■ **DATA SECTION**:

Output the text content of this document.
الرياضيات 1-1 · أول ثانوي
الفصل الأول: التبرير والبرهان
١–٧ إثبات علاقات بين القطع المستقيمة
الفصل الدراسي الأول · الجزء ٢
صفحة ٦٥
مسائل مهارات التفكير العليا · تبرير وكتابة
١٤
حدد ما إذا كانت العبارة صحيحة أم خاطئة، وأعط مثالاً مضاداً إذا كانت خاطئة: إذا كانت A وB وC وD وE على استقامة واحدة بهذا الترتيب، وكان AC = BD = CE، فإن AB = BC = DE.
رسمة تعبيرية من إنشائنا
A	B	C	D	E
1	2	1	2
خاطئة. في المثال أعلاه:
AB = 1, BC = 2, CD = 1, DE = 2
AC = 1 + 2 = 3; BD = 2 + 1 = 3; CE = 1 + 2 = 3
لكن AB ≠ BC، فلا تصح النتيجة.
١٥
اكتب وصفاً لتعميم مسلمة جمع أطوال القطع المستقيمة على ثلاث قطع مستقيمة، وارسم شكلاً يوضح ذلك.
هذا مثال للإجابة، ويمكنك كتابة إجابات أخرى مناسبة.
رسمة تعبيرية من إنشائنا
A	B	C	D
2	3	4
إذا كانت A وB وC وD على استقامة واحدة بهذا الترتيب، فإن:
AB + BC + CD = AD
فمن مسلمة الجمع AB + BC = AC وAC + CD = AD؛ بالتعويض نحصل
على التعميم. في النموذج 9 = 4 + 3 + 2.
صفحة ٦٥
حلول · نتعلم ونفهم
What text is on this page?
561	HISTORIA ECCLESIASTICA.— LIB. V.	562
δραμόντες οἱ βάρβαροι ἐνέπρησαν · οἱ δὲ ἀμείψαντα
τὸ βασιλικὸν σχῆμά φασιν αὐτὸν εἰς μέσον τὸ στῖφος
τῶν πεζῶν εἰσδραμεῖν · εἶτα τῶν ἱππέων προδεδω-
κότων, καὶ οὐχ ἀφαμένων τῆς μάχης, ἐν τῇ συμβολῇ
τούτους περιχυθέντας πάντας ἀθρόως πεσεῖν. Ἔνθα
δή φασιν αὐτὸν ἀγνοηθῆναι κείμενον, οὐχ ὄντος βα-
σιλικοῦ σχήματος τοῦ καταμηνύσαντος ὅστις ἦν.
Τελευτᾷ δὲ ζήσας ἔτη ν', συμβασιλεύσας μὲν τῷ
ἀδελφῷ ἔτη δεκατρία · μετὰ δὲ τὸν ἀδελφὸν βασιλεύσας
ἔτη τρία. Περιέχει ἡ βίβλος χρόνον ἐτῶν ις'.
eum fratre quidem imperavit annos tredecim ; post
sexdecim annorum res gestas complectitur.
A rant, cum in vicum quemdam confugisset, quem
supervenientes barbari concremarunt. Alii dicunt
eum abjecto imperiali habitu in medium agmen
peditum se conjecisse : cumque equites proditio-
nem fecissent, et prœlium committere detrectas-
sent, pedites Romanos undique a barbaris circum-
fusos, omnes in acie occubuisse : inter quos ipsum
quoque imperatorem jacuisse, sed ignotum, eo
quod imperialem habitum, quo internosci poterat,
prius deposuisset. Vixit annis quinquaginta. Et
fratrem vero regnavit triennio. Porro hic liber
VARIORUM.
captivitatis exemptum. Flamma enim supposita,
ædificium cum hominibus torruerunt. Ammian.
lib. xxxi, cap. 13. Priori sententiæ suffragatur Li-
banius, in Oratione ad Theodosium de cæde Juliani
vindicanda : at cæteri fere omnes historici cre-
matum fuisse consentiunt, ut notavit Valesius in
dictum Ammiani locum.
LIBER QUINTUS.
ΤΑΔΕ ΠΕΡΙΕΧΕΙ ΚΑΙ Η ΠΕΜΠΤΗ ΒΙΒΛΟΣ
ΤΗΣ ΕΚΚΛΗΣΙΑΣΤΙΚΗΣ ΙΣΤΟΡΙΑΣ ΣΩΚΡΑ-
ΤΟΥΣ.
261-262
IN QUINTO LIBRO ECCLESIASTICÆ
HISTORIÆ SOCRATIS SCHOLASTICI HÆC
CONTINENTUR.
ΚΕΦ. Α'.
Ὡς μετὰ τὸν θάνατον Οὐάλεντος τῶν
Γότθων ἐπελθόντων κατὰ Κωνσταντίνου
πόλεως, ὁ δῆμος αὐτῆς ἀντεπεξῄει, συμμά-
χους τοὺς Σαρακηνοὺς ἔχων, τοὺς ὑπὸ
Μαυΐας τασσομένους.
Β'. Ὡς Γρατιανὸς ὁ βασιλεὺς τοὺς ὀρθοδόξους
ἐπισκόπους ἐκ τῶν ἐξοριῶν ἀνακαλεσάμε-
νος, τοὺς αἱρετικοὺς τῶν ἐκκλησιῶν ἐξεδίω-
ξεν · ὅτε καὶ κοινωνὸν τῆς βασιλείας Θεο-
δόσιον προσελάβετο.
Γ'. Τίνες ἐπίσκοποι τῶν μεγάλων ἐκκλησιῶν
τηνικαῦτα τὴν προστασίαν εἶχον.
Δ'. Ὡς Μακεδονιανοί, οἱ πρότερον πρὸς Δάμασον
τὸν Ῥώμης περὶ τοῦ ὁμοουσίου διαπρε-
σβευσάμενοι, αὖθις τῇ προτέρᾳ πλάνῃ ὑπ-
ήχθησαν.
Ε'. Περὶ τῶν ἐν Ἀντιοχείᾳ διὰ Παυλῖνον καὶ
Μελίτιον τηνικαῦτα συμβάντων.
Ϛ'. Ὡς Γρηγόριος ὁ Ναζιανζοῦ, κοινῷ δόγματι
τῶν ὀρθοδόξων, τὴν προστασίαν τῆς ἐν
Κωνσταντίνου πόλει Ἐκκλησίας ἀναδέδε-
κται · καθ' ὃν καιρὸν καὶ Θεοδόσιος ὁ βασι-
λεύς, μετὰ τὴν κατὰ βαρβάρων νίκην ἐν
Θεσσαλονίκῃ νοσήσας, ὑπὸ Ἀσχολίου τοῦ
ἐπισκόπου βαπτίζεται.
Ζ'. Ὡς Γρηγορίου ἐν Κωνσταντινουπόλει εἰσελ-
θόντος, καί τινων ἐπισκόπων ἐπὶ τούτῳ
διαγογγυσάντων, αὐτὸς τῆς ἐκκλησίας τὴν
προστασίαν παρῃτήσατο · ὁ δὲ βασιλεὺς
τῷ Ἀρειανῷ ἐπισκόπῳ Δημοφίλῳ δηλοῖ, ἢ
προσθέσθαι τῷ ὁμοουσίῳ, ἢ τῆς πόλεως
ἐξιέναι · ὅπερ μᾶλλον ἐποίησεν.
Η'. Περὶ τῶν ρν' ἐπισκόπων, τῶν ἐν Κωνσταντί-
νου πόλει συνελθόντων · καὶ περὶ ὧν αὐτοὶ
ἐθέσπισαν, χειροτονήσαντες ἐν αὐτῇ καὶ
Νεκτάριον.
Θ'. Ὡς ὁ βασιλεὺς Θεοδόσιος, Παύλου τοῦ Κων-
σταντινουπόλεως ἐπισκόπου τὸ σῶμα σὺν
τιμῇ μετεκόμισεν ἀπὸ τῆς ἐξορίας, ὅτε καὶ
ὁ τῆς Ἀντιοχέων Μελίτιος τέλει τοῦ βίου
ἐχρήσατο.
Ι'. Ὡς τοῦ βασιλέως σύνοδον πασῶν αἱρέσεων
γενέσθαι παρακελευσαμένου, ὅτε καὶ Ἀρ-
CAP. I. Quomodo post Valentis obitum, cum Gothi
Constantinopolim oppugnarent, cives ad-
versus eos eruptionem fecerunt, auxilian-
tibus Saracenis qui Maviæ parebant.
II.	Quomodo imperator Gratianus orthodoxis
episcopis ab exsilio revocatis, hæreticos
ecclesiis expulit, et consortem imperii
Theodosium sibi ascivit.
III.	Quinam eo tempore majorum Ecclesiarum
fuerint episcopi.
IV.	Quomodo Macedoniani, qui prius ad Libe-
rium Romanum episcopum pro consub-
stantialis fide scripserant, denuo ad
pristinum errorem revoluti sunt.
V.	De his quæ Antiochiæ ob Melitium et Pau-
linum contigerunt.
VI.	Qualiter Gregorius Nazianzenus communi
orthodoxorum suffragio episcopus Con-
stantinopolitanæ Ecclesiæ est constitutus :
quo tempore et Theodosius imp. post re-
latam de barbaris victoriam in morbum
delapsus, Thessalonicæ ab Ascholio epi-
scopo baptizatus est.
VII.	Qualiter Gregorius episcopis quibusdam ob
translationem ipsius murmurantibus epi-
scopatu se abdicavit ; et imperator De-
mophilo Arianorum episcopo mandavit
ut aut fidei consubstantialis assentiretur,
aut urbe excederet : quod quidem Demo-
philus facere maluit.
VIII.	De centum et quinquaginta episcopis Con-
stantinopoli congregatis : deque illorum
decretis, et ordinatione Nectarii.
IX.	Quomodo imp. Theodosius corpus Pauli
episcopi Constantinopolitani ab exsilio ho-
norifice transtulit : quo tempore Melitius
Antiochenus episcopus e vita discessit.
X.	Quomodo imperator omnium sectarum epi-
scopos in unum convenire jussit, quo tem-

■ **PROBLEM TO WORK ON**:
Collect, from the material above, every line containing the word "مسلمة".

■ **PROBLEM SOLUTION**:
اكتب وصفاً لتعميم مسلمة جمع أطوال القطع المستقيمة على ثلاث قطع مستقيمة، وارسم شكلاً يوضح ذلك.
فمن مسلمة الجمع AB + BC = AC وAC + CD = AD؛ بالتعويض نحصل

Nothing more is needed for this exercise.